Problem description:
Which lines below hold the word "схеме"? Copy all of them.

Supplied records:
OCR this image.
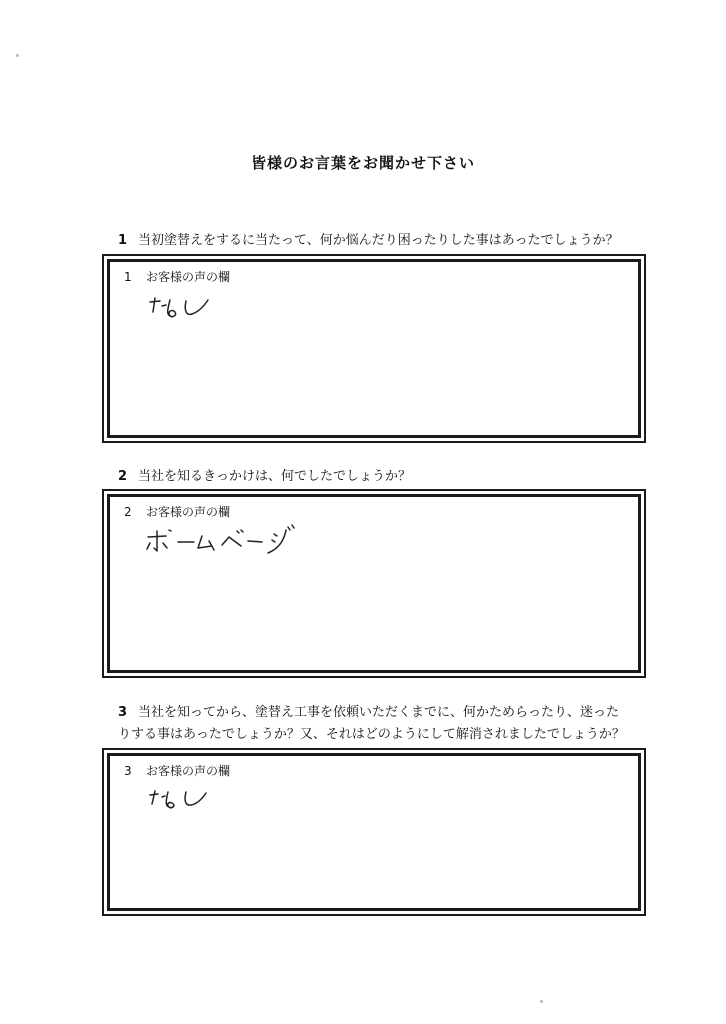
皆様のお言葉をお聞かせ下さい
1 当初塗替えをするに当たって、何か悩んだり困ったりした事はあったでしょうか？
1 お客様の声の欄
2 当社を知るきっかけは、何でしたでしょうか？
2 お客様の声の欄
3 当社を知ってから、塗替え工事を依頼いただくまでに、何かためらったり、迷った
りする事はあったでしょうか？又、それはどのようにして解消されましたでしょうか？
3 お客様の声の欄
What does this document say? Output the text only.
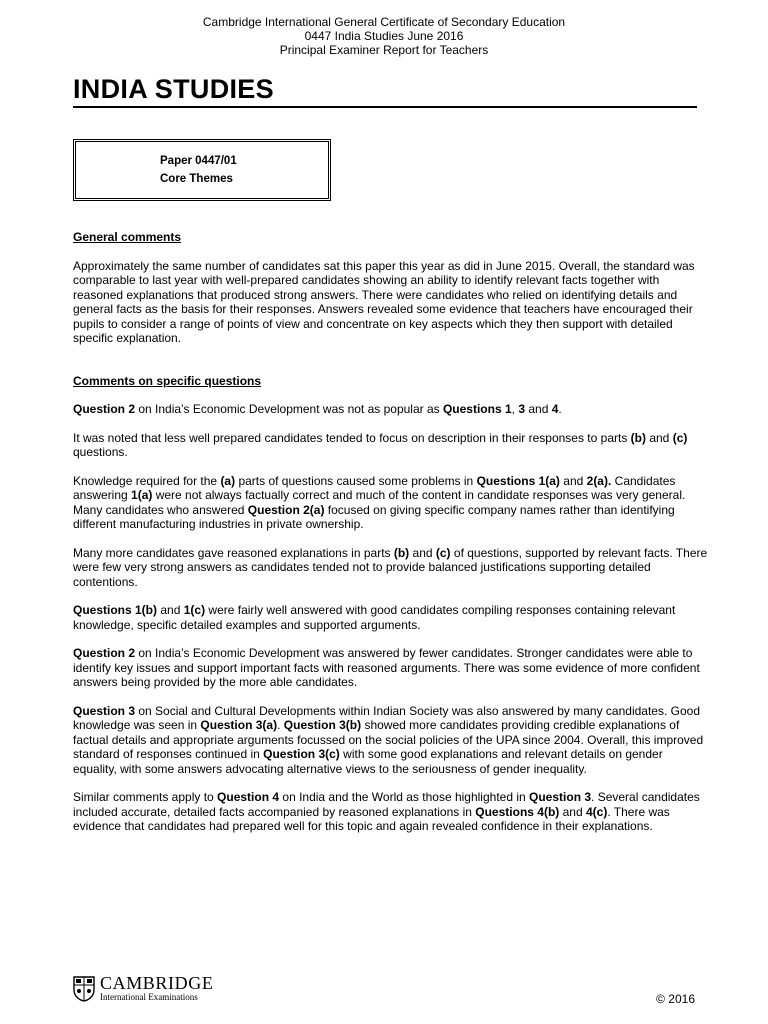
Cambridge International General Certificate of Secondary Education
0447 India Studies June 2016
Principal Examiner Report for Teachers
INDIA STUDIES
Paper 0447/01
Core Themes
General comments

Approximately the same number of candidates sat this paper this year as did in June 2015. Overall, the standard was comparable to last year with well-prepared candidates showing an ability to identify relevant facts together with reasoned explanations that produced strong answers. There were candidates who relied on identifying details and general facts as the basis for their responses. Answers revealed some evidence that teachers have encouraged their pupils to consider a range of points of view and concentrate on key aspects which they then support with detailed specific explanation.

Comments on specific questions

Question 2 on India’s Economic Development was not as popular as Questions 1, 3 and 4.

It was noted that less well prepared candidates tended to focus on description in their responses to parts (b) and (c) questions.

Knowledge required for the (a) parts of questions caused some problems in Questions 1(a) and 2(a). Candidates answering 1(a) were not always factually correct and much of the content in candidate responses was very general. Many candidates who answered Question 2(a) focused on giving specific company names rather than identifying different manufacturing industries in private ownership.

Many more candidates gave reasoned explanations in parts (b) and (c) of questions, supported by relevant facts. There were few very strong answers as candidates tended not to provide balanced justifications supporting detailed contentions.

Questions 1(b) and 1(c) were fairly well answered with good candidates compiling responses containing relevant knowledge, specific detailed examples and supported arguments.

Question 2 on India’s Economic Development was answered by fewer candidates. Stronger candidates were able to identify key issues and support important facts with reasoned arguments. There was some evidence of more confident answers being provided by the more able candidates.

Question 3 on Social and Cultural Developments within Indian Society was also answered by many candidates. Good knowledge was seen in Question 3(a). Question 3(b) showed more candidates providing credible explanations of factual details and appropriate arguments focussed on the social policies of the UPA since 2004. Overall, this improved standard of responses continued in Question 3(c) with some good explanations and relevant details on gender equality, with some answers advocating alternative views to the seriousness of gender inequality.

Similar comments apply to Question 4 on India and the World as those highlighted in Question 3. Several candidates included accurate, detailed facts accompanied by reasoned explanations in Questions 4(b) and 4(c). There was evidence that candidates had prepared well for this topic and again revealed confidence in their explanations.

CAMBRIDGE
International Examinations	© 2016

--

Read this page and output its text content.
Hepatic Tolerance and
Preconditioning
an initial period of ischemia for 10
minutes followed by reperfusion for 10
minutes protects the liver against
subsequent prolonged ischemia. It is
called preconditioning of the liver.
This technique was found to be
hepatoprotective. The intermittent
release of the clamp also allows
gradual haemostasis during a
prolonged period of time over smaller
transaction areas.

* * *

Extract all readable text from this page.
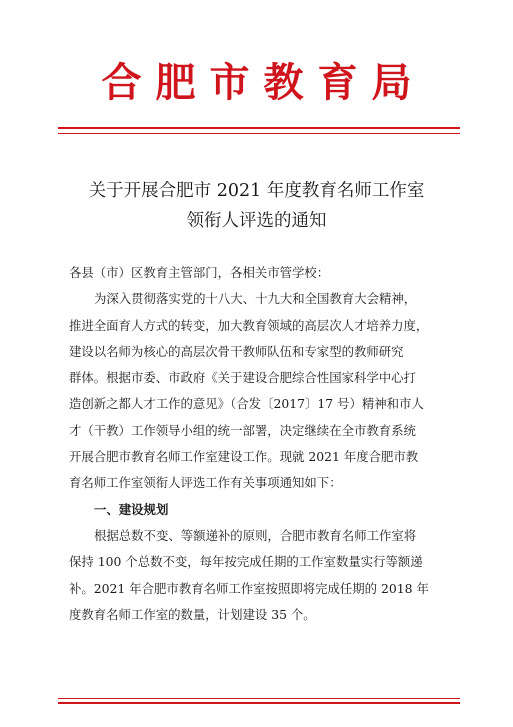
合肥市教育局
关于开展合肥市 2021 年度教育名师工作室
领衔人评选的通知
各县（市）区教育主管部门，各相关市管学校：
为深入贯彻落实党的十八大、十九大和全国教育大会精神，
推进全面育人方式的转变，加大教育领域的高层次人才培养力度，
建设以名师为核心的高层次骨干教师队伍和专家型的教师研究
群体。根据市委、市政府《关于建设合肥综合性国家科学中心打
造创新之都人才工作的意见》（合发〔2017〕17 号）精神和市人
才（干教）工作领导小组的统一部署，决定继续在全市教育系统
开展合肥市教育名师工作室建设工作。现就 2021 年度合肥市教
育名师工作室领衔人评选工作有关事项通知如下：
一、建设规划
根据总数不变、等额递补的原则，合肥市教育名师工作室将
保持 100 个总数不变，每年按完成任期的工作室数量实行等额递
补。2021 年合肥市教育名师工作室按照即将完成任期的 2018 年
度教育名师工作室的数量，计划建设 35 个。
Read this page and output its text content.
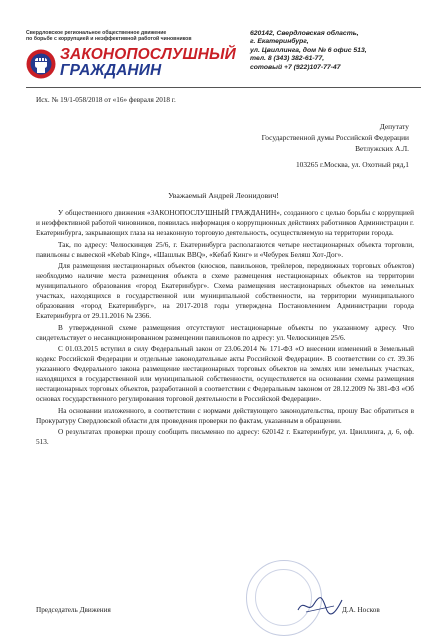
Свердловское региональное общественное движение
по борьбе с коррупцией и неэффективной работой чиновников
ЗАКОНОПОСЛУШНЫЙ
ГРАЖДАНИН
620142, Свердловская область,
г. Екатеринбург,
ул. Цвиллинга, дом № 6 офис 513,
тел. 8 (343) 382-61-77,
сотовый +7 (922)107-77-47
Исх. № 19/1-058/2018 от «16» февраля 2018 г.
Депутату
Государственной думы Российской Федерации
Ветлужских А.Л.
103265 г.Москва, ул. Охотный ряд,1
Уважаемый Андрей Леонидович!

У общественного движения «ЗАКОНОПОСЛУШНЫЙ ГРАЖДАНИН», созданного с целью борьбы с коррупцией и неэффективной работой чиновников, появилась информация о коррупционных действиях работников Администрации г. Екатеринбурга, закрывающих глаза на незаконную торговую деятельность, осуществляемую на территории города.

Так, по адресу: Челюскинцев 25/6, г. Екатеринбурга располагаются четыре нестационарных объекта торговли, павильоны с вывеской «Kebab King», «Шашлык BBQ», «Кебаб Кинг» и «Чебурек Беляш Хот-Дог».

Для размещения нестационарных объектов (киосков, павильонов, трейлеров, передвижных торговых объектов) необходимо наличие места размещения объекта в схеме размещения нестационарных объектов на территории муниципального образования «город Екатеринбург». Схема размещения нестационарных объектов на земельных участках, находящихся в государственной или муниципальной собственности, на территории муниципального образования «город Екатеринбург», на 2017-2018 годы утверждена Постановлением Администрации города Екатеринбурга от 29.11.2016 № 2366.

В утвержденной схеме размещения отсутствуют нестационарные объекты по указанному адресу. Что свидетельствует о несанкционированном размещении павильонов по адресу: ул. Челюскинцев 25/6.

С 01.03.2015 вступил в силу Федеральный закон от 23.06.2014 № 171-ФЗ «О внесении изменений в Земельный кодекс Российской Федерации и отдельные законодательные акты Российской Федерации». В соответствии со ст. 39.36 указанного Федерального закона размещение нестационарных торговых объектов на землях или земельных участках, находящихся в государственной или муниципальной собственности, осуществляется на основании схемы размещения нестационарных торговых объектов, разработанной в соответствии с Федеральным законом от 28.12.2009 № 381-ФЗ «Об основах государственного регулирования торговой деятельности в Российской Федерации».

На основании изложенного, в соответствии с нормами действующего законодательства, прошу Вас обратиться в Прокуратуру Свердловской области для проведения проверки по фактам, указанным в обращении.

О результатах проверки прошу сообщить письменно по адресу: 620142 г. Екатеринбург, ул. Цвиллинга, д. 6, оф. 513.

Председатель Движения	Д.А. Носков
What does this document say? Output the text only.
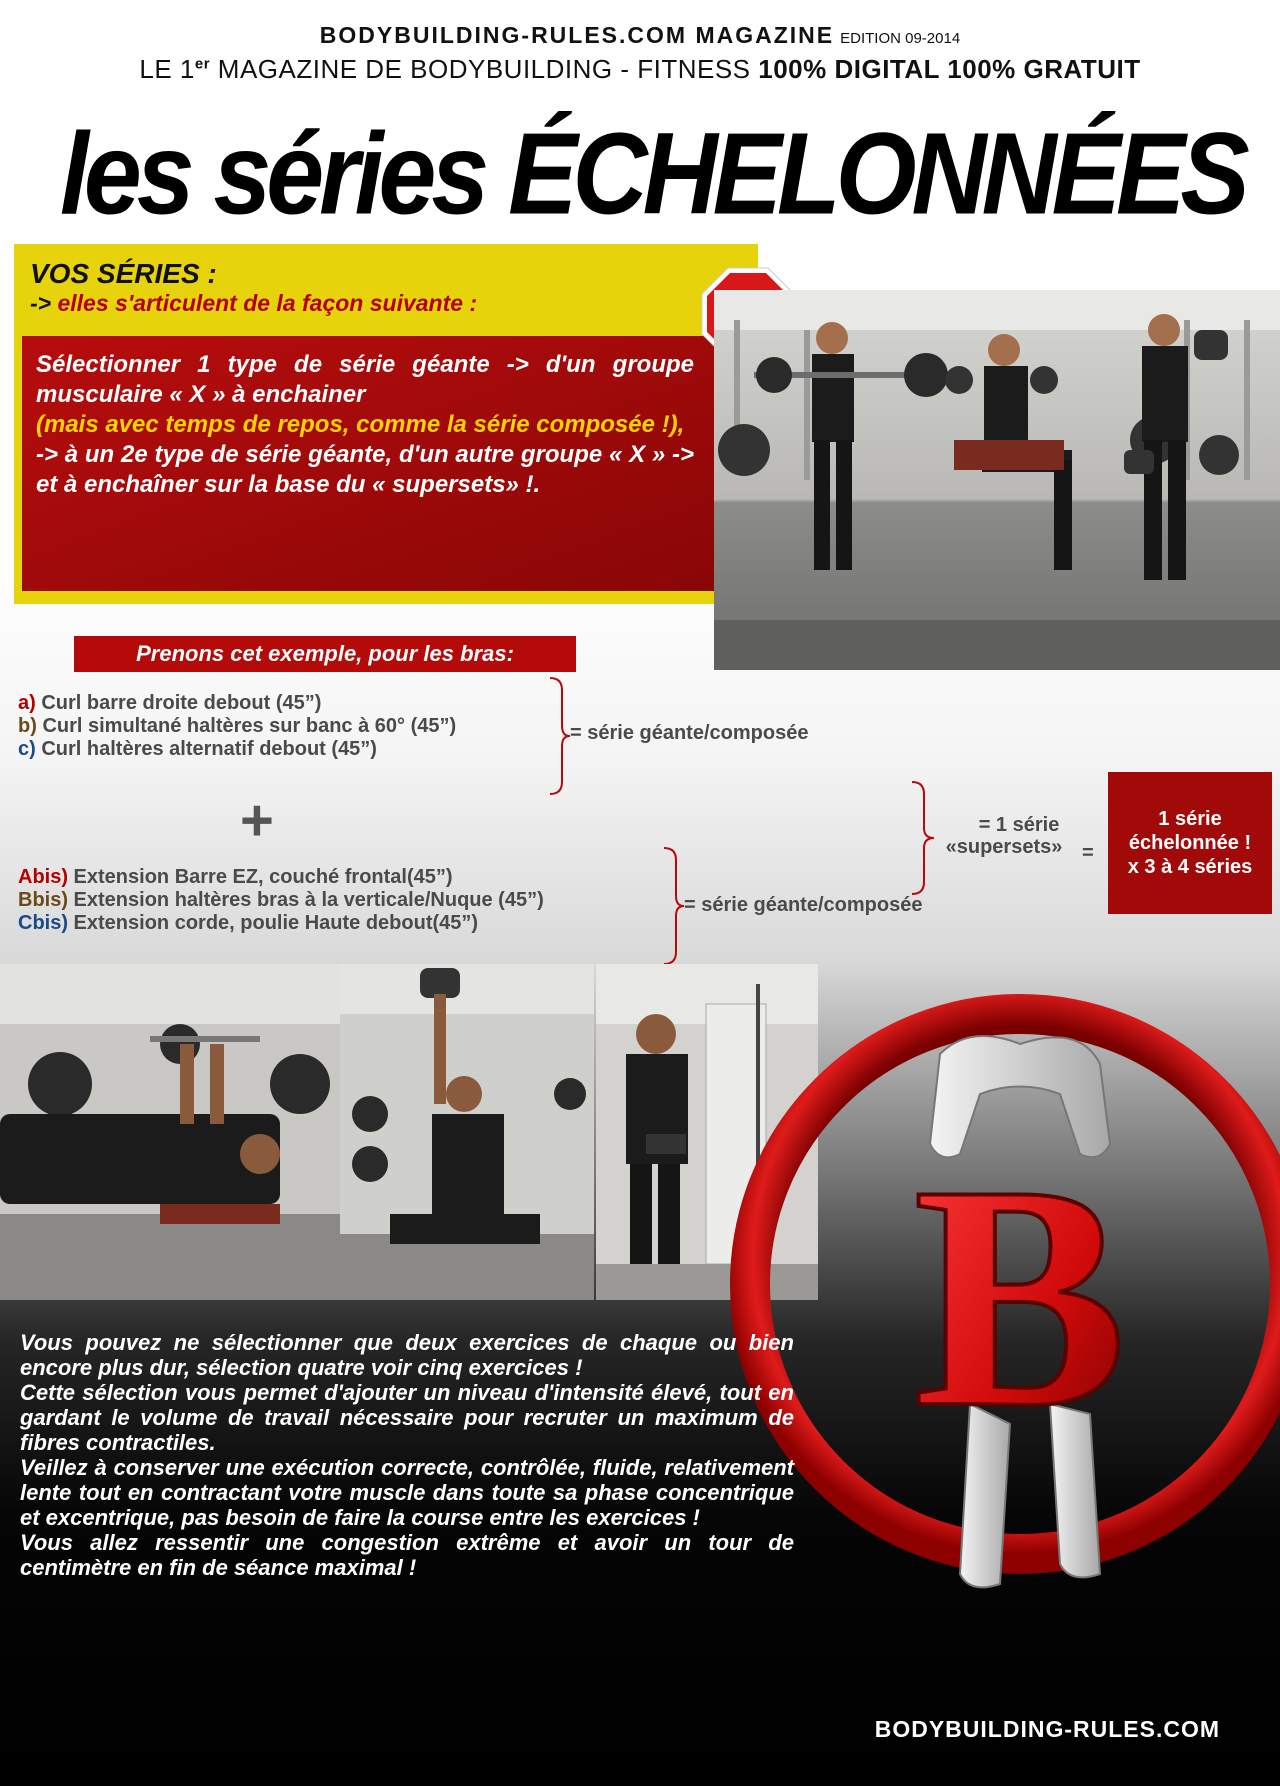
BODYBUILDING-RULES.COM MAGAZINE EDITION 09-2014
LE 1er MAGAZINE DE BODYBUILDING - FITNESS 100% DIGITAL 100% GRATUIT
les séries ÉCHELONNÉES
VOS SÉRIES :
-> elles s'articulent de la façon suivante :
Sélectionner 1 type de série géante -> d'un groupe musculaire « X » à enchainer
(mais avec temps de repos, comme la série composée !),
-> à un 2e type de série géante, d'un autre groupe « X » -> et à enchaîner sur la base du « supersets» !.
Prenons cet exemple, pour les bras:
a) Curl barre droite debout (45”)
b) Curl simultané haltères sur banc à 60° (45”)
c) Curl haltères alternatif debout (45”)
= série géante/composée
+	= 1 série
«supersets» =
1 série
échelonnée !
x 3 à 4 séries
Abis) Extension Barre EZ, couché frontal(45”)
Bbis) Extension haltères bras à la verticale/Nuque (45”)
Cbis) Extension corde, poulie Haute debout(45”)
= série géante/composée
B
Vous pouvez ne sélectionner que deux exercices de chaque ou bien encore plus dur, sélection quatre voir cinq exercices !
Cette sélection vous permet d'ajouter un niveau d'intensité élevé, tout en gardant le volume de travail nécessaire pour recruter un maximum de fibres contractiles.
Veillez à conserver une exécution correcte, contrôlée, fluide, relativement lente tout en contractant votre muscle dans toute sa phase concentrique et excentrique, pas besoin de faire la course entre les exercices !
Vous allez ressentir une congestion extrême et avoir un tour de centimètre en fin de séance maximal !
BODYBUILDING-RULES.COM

Reply:
Для размещения нестационарных объектов (киосков, павильонов, трейлеров, передвижных торговых объектов) необходимо наличие места размещения объекта в схеме размещения нестационарных объектов на территории муниципального образования «город Екатеринбург». Схема размещения нестационарных объектов на земельных участках, находящихся в государственной или муниципальной собственности, на территории муниципального образования «город Екатеринбург», на 2017-2018 годы утверждена Постановлением Администрации города Екатеринбурга от 29.11.2016 № 2366.
В утвержденной схеме размещения отсутствуют нестационарные объекты по указанному адресу. Что свидетельствует о несанкционированном размещении павильонов по адресу: ул. Челюскинцев 25/6.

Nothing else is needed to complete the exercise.